• _Task statement_: Reproduce each line of the material exactly, minus any picture.

— START Records for this exercise —

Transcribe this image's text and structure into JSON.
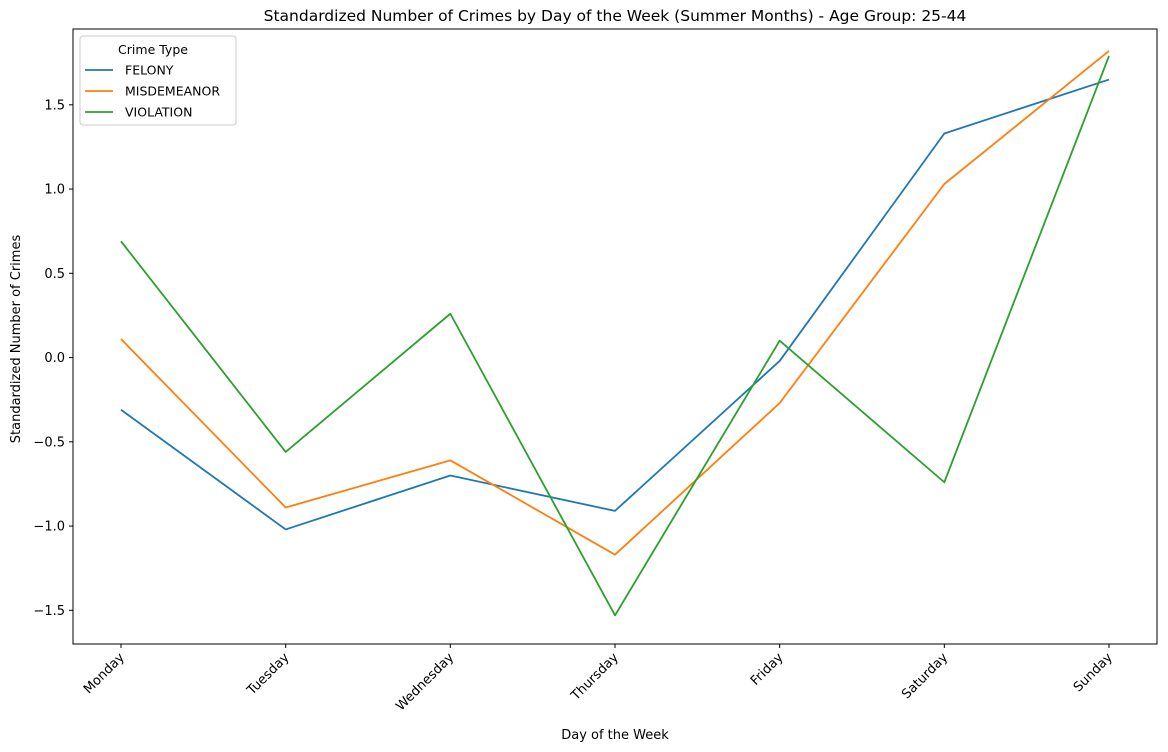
{
  "chart_data": {
    "type": "line",
    "title": "Standardized Number of Crimes by Day of the Week (Summer Months) - Age Group: 25-44",
    "xlabel": "Day of the Week",
    "ylabel": "Standardized Number of Crimes",
    "categories": [
      "Monday",
      "Tuesday",
      "Wednesday",
      "Thursday",
      "Friday",
      "Saturday",
      "Sunday"
    ],
    "ylim": [
      -1.7,
      1.95
    ],
    "yticks": [
      -1.5,
      -1.0,
      -0.5,
      0.0,
      0.5,
      1.0,
      1.5
    ],
    "ytick_labels": [
      "−1.5",
      "−1.0",
      "−0.5",
      "0.0",
      "0.5",
      "1.0",
      "1.5"
    ],
    "grid": false,
    "legend": {
      "title": "Crime Type",
      "placement": "top-left"
    },
    "series": [
      {
        "name": "FELONY",
        "color": "#1f77b4",
        "values": [
          -0.31,
          -1.02,
          -0.7,
          -0.91,
          -0.02,
          1.33,
          1.65
        ]
      },
      {
        "name": "MISDEMEANOR",
        "color": "#ff7f0e",
        "values": [
          0.11,
          -0.89,
          -0.61,
          -1.17,
          -0.27,
          1.03,
          1.82
        ]
      },
      {
        "name": "VIOLATION",
        "color": "#2ca02c",
        "values": [
          0.69,
          -0.56,
          0.26,
          -1.53,
          0.1,
          -0.74,
          1.79
        ]
      }
    ]
  }
}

— END Records for this exercise —

• _Completed task_:
Transcribe this image's text and structure into JSON.
{
  "chart_data": {
    "type": "line",
    "title": "Standardized Number of Crimes by Day of the Week (Summer Months) - Age Group: 25-44",
    "xlabel": "Day of the Week",
    "ylabel": "Standardized Number of Crimes",
    "categories": [
      "Monday",
      "Tuesday",
      "Wednesday",
      "Thursday",
      "Friday",
      "Saturday",
      "Sunday"
    ],
    "ylim": [
      -1.7,
      1.95
    ],
    "yticks": [
      -1.5,
      -1.0,
      -0.5,
      0.0,
      0.5,
      1.0,
      1.5
    ],
    "ytick_labels": [
      "−1.5",
      "−1.0",
      "−0.5",
      "0.0",
      "0.5",
      "1.0",
      "1.5"
    ],
    "grid": false,
    "legend": {
      "title": "Crime Type",
      "placement": "top-left"
    },
    "series": [
      {
        "name": "FELONY",
        "color": "#1f77b4",
        "values": [
          -0.31,
          -1.02,
          -0.7,
          -0.91,
          -0.02,
          1.33,
          1.65
        ]
      },
      {
        "name": "MISDEMEANOR",
        "color": "#ff7f0e",
        "values": [
          0.11,
          -0.89,
          -0.61,
          -1.17,
          -0.27,
          1.03,
          1.82
        ]
      },
      {
        "name": "VIOLATION",
        "color": "#2ca02c",
        "values": [
          0.69,
          -0.56,
          0.26,
          -1.53,
          0.1,
          -0.74,
          1.79
        ]
      }
    ]
  }
}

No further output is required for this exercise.